#### Records supplied:

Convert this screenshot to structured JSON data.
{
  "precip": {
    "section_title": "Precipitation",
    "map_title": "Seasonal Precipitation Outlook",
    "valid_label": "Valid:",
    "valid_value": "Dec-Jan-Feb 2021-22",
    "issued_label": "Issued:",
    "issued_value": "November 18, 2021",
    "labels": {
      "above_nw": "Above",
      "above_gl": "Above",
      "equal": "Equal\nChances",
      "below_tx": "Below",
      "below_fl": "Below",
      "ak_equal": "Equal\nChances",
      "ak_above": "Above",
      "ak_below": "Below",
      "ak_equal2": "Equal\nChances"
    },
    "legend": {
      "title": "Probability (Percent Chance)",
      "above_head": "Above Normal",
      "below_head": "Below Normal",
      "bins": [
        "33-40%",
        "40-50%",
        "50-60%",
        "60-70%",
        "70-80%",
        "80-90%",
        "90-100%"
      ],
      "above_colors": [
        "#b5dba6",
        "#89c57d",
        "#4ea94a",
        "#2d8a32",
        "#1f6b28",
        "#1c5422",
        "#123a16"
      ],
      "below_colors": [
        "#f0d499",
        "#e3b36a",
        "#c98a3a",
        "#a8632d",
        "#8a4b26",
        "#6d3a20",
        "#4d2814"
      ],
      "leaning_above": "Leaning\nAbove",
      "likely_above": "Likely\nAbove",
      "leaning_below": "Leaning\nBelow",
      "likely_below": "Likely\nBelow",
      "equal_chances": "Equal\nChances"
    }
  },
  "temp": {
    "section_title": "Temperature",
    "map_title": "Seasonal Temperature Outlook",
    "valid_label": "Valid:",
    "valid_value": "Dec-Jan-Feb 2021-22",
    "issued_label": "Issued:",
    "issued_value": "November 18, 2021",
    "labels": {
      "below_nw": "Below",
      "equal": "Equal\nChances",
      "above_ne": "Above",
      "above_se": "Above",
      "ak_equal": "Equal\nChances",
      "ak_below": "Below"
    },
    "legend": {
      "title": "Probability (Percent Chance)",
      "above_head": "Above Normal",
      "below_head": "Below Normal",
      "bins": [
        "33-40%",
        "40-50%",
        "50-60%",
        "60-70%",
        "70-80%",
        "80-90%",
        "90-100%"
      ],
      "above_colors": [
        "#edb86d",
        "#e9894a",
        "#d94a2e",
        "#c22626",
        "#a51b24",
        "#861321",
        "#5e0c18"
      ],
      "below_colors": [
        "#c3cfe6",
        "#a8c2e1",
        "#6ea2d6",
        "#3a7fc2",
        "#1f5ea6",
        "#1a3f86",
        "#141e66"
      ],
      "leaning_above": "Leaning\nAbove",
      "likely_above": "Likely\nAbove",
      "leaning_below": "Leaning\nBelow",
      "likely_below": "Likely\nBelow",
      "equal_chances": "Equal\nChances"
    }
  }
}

#### Exercise details:
Above are some records. Print them all exactly.

#### Written reply:
Convert this screenshot to structured JSON data.
{
  "precip": {
    "section_title": "Precipitation",
    "map_title": "Seasonal Precipitation Outlook",
    "valid_label": "Valid:",
    "valid_value": "Dec-Jan-Feb 2021-22",
    "issued_label": "Issued:",
    "issued_value": "November 18, 2021",
    "labels": {
      "above_nw": "Above",
      "above_gl": "Above",
      "equal": "Equal\nChances",
      "below_tx": "Below",
      "below_fl": "Below",
      "ak_equal": "Equal\nChances",
      "ak_above": "Above",
      "ak_below": "Below",
      "ak_equal2": "Equal\nChances"
    },
    "legend": {
      "title": "Probability (Percent Chance)",
      "above_head": "Above Normal",
      "below_head": "Below Normal",
      "bins": [
        "33-40%",
        "40-50%",
        "50-60%",
        "60-70%",
        "70-80%",
        "80-90%",
        "90-100%"
      ],
      "above_colors": [
        "#b5dba6",
        "#89c57d",
        "#4ea94a",
        "#2d8a32",
        "#1f6b28",
        "#1c5422",
        "#123a16"
      ],
      "below_colors": [
        "#f0d499",
        "#e3b36a",
        "#c98a3a",
        "#a8632d",
        "#8a4b26",
        "#6d3a20",
        "#4d2814"
      ],
      "leaning_above": "Leaning\nAbove",
      "likely_above": "Likely\nAbove",
      "leaning_below": "Leaning\nBelow",
      "likely_below": "Likely\nBelow",
      "equal_chances": "Equal\nChances"
    }
  },
  "temp": {
    "section_title": "Temperature",
    "map_title": "Seasonal Temperature Outlook",
    "valid_label": "Valid:",
    "valid_value": "Dec-Jan-Feb 2021-22",
    "issued_label": "Issued:",
    "issued_value": "November 18, 2021",
    "labels": {
      "below_nw": "Below",
      "equal": "Equal\nChances",
      "above_ne": "Above",
      "above_se": "Above",
      "ak_equal": "Equal\nChances",
      "ak_below": "Below"
    },
    "legend": {
      "title": "Probability (Percent Chance)",
      "above_head": "Above Normal",
      "below_head": "Below Normal",
      "bins": [
        "33-40%",
        "40-50%",
        "50-60%",
        "60-70%",
        "70-80%",
        "80-90%",
        "90-100%"
      ],
      "above_colors": [
        "#edb86d",
        "#e9894a",
        "#d94a2e",
        "#c22626",
        "#a51b24",
        "#861321",
        "#5e0c18"
      ],
      "below_colors": [
        "#c3cfe6",
        "#a8c2e1",
        "#6ea2d6",
        "#3a7fc2",
        "#1f5ea6",
        "#1a3f86",
        "#141e66"
      ],
      "leaning_above": "Leaning\nAbove",
      "likely_above": "Likely\nAbove",
      "leaning_below": "Leaning\nBelow",
      "likely_below": "Likely\nBelow",
      "equal_chances": "Equal\nChances"
    }
  }
}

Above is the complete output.